• _Exercise goal_
State how many lines hold the string "Data". Give the number and nothing else.

_ _ _ _

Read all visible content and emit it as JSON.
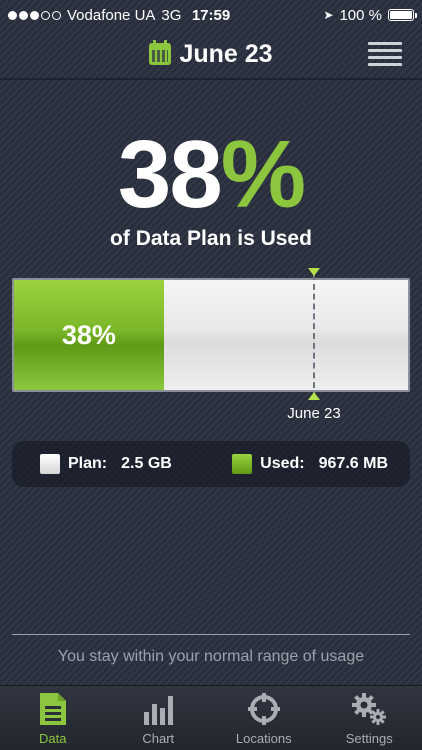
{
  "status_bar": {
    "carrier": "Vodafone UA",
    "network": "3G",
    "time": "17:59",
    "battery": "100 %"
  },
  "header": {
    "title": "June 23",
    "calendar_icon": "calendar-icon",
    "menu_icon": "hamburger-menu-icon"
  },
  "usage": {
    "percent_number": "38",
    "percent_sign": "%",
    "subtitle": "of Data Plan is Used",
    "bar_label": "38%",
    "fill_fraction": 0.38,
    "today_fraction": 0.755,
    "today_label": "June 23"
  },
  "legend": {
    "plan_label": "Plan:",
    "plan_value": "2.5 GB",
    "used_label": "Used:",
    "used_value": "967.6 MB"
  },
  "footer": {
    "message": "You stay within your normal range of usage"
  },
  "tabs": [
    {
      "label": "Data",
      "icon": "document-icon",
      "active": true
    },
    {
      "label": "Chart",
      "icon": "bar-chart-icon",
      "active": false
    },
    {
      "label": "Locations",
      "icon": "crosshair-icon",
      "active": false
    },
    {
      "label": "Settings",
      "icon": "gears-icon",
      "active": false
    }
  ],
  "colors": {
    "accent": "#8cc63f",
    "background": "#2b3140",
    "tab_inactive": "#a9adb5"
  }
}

_ _ _ _

• _Answer for the task_
2